#### WHAT YOU SHOULD DO
Extract the complete data exactly as given.
*** TASK INPUTS
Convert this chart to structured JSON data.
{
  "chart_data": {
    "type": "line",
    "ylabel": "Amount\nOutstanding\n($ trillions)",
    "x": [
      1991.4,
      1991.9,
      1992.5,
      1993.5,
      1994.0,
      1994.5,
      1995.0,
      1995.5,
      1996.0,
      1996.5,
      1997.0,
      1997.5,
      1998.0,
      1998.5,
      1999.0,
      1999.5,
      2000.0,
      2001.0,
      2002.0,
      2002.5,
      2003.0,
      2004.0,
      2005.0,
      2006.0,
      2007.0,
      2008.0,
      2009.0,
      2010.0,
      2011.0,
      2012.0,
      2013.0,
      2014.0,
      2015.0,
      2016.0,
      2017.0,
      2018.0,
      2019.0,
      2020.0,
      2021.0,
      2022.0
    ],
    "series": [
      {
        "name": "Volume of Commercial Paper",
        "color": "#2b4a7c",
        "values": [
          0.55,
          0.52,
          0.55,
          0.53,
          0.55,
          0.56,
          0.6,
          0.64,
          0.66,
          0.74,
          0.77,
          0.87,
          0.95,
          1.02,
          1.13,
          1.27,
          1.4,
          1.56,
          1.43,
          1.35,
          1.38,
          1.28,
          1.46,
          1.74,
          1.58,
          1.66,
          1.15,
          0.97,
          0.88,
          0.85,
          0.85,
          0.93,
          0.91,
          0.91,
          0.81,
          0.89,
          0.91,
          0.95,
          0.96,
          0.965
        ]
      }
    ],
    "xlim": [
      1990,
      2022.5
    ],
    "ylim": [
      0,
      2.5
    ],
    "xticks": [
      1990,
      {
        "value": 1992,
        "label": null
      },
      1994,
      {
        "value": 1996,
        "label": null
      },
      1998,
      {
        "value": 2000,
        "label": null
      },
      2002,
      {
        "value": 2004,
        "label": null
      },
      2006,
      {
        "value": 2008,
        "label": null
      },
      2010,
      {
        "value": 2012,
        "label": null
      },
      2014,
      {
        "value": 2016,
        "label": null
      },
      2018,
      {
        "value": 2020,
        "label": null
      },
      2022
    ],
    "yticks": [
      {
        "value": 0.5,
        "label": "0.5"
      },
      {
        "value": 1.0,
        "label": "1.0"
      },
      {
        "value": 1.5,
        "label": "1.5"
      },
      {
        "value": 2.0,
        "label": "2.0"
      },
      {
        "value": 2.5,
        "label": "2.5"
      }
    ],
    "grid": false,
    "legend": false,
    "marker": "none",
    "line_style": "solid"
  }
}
******
#### TASK ANSWER
Convert this chart to structured JSON data.
{
  "chart_data": {
    "type": "line",
    "ylabel": "Amount\nOutstanding\n($ trillions)",
    "x": [
      1991.4,
      1991.9,
      1992.5,
      1993.5,
      1994.0,
      1994.5,
      1995.0,
      1995.5,
      1996.0,
      1996.5,
      1997.0,
      1997.5,
      1998.0,
      1998.5,
      1999.0,
      1999.5,
      2000.0,
      2001.0,
      2002.0,
      2002.5,
      2003.0,
      2004.0,
      2005.0,
      2006.0,
      2007.0,
      2008.0,
      2009.0,
      2010.0,
      2011.0,
      2012.0,
      2013.0,
      2014.0,
      2015.0,
      2016.0,
      2017.0,
      2018.0,
      2019.0,
      2020.0,
      2021.0,
      2022.0
    ],
    "series": [
      {
        "name": "Volume of Commercial Paper",
        "color": "#2b4a7c",
        "values": [
          0.55,
          0.52,
          0.55,
          0.53,
          0.55,
          0.56,
          0.6,
          0.64,
          0.66,
          0.74,
          0.77,
          0.87,
          0.95,
          1.02,
          1.13,
          1.27,
          1.4,
          1.56,
          1.43,
          1.35,
          1.38,
          1.28,
          1.46,
          1.74,
          1.58,
          1.66,
          1.15,
          0.97,
          0.88,
          0.85,
          0.85,
          0.93,
          0.91,
          0.91,
          0.81,
          0.89,
          0.91,
          0.95,
          0.96,
          0.965
        ]
      }
    ],
    "xlim": [
      1990,
      2022.5
    ],
    "ylim": [
      0,
      2.5
    ],
    "xticks": [
      1990,
      {
        "value": 1992,
        "label": null
      },
      1994,
      {
        "value": 1996,
        "label": null
      },
      1998,
      {
        "value": 2000,
        "label": null
      },
      2002,
      {
        "value": 2004,
        "label": null
      },
      2006,
      {
        "value": 2008,
        "label": null
      },
      2010,
      {
        "value": 2012,
        "label": null
      },
      2014,
      {
        "value": 2016,
        "label": null
      },
      2018,
      {
        "value": 2020,
        "label": null
      },
      2022
    ],
    "yticks": [
      {
        "value": 0.5,
        "label": "0.5"
      },
      {
        "value": 1.0,
        "label": "1.0"
      },
      {
        "value": 1.5,
        "label": "1.5"
      },
      {
        "value": 2.0,
        "label": "2.0"
      },
      {
        "value": 2.5,
        "label": "2.5"
      }
    ],
    "grid": false,
    "legend": false,
    "marker": "none",
    "line_style": "solid"
  }
}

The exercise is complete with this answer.